EXERCISE INPUTS:
==*==
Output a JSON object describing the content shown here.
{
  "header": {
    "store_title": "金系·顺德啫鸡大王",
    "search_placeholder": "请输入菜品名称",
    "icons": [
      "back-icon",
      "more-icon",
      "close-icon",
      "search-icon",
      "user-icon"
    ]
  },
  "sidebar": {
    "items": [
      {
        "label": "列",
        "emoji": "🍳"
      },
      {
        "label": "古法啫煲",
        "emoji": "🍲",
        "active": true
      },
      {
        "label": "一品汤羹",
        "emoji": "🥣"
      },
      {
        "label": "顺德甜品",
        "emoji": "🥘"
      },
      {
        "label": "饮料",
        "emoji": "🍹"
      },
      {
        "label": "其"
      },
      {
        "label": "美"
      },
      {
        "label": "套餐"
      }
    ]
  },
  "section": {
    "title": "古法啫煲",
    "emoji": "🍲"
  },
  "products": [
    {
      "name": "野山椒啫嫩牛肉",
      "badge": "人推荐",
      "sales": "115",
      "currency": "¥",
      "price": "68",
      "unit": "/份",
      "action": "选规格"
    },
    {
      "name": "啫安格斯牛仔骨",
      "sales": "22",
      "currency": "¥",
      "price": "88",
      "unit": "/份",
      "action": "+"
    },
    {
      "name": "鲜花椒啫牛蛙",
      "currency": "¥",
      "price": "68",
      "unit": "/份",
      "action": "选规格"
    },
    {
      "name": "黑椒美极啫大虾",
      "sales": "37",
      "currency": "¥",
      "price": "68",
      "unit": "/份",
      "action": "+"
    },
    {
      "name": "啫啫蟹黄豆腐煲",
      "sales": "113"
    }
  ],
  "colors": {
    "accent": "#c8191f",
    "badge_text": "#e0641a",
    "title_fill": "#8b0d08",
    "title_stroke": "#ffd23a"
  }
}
==*==
EXERCISE DIRECTIONS:
Every line above should be printed again exactly as it stands.

RESULT OF THIS TASK:
Output a JSON object describing the content shown here.
{
  "header": {
    "store_title": "金系·顺德啫鸡大王",
    "search_placeholder": "请输入菜品名称",
    "icons": [
      "back-icon",
      "more-icon",
      "close-icon",
      "search-icon",
      "user-icon"
    ]
  },
  "sidebar": {
    "items": [
      {
        "label": "列",
        "emoji": "🍳"
      },
      {
        "label": "古法啫煲",
        "emoji": "🍲",
        "active": true
      },
      {
        "label": "一品汤羹",
        "emoji": "🥣"
      },
      {
        "label": "顺德甜品",
        "emoji": "🥘"
      },
      {
        "label": "饮料",
        "emoji": "🍹"
      },
      {
        "label": "其"
      },
      {
        "label": "美"
      },
      {
        "label": "套餐"
      }
    ]
  },
  "section": {
    "title": "古法啫煲",
    "emoji": "🍲"
  },
  "products": [
    {
      "name": "野山椒啫嫩牛肉",
      "badge": "人推荐",
      "sales": "115",
      "currency": "¥",
      "price": "68",
      "unit": "/份",
      "action": "选规格"
    },
    {
      "name": "啫安格斯牛仔骨",
      "sales": "22",
      "currency": "¥",
      "price": "88",
      "unit": "/份",
      "action": "+"
    },
    {
      "name": "鲜花椒啫牛蛙",
      "currency": "¥",
      "price": "68",
      "unit": "/份",
      "action": "选规格"
    },
    {
      "name": "黑椒美极啫大虾",
      "sales": "37",
      "currency": "¥",
      "price": "68",
      "unit": "/份",
      "action": "+"
    },
    {
      "name": "啫啫蟹黄豆腐煲",
      "sales": "113"
    }
  ],
  "colors": {
    "accent": "#c8191f",
    "badge_text": "#e0641a",
    "title_fill": "#8b0d08",
    "title_stroke": "#ffd23a"
  }
}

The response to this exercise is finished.